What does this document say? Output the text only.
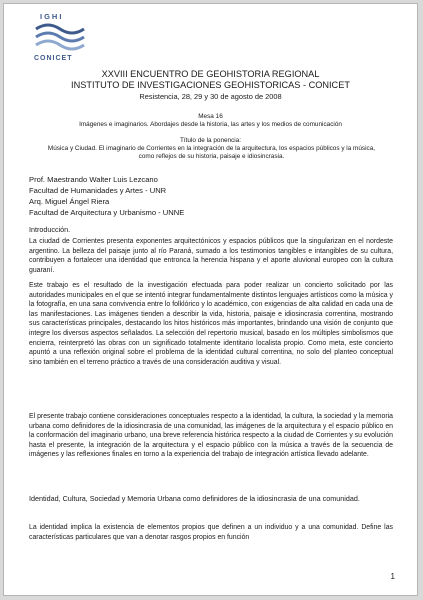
IGHI
CONICET
XXVIII ENCUENTRO DE GEOHISTORIA REGIONAL
INSTITUTO DE INVESTIGACIONES GEOHISTORICAS - CONICET
Resistencia, 28, 29 y 30 de agosto de 2008
Mesa 16
Imágenes e imaginarios. Abordajes desde la historia, las artes y los medios de comunicación
Título de la ponencia:
Música y Ciudad. El imaginario de Corrientes en la integración de la arquitectura, los espacios públicos y la música, como reflejos de su historia, paisaje e idiosincrasia.
Prof. Maestrando Walter Luis Lezcano
Facultad de Humanidades y Artes - UNR
Arq. Miguel Ángel Riera
Facultad de Arquitectura y Urbanismo - UNNE
Introducción.

La ciudad de Corrientes presenta exponentes arquitectónicos y espacios públicos que la singularizan en el nordeste argentino. La belleza del paisaje junto al río Paraná, sumado a los testimonios tangibles e intangibles de su cultura, contribuyen a fortalecer una identidad que entronca la herencia hispana y el aporte aluvional europeo con la cultura guaraní.

Este trabajo es el resultado de la investigación efectuada para poder realizar un concierto solicitado por las autoridades municipales en el que se intentó integrar fundamentalmente distintos lenguajes artísticos como la música y la fotografía, en una sana convivencia entre lo folklórico y lo académico, con exigencias de alta calidad en cada una de las manifestaciones. Las imágenes tienden a describir la vida, historia, paisaje e idiosincrasia correntina, mostrando sus características principales, destacando los hitos históricos más importantes, brindando una visión de conjunto que integre los diversos aspectos señalados. La selección del repertorio musical, basado en los múltiples simbolismos que encierra, reinterpretó las obras con un significado totalmente identitario localista propio. Como meta, este concierto apuntó a una reflexión original sobre el problema de la identidad cultural correntina, no solo del planteo conceptual sino también en el terreno práctico a través de una consideración auditiva y visual.

El presente trabajo contiene consideraciones conceptuales respecto a la identidad, la cultura, la sociedad y la memoria urbana como definidores de la idiosincrasia de una comunidad, las imágenes de la arquitectura y el espacio público en la conformación del imaginario urbano, una breve referencia histórica respecto a la ciudad de Corrientes y su evolución hasta el presente, la integración de la arquitectura y el espacio público con la música a través de la secuencia de imágenes y las reflexiones finales en torno a la experiencia del trabajo de integración artística llevado adelante.

Identidad, Cultura, Sociedad y Memoria Urbana como definidores de la idiosincrasia de una comunidad.

La identidad implica la existencia de elementos propios que definen a un individuo y a una comunidad. Define las características particulares que van a denotar rasgos propios en función

1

★ ★ ★ ★

(To do) The listing above should be repeated word for word, pictures removed.

(Expected answer)
What does this document say? Output the text only.
IGHI
CONICET
XXVIII ENCUENTRO DE GEOHISTORIA REGIONAL
INSTITUTO DE INVESTIGACIONES GEOHISTORICAS - CONICET
Resistencia, 28, 29 y 30 de agosto de 2008
Mesa 16
Imágenes e imaginarios. Abordajes desde la historia, las artes y los medios de comunicación
Título de la ponencia:
Música y Ciudad. El imaginario de Corrientes en la integración de la arquitectura, los espacios públicos y la música, como reflejos de su historia, paisaje e idiosincrasia.
Prof. Maestrando Walter Luis Lezcano
Facultad de Humanidades y Artes - UNR
Arq. Miguel Ángel Riera
Facultad de Arquitectura y Urbanismo - UNNE
Introducción.

La ciudad de Corrientes presenta exponentes arquitectónicos y espacios públicos que la singularizan en el nordeste argentino. La belleza del paisaje junto al río Paraná, sumado a los testimonios tangibles e intangibles de su cultura, contribuyen a fortalecer una identidad que entronca la herencia hispana y el aporte aluvional europeo con la cultura guaraní.

Este trabajo es el resultado de la investigación efectuada para poder realizar un concierto solicitado por las autoridades municipales en el que se intentó integrar fundamentalmente distintos lenguajes artísticos como la música y la fotografía, en una sana convivencia entre lo folklórico y lo académico, con exigencias de alta calidad en cada una de las manifestaciones. Las imágenes tienden a describir la vida, historia, paisaje e idiosincrasia correntina, mostrando sus características principales, destacando los hitos históricos más importantes, brindando una visión de conjunto que integre los diversos aspectos señalados. La selección del repertorio musical, basado en los múltiples simbolismos que encierra, reinterpretó las obras con un significado totalmente identitario localista propio. Como meta, este concierto apuntó a una reflexión original sobre el problema de la identidad cultural correntina, no solo del planteo conceptual sino también en el terreno práctico a través de una consideración auditiva y visual.

El presente trabajo contiene consideraciones conceptuales respecto a la identidad, la cultura, la sociedad y la memoria urbana como definidores de la idiosincrasia de una comunidad, las imágenes de la arquitectura y el espacio público en la conformación del imaginario urbano, una breve referencia histórica respecto a la ciudad de Corrientes y su evolución hasta el presente, la integración de la arquitectura y el espacio público con la música a través de la secuencia de imágenes y las reflexiones finales en torno a la experiencia del trabajo de integración artística llevado adelante.

Identidad, Cultura, Sociedad y Memoria Urbana como definidores de la idiosincrasia de una comunidad.

La identidad implica la existencia de elementos propios que definen a un individuo y a una comunidad. Define las características particulares que van a denotar rasgos propios en función

1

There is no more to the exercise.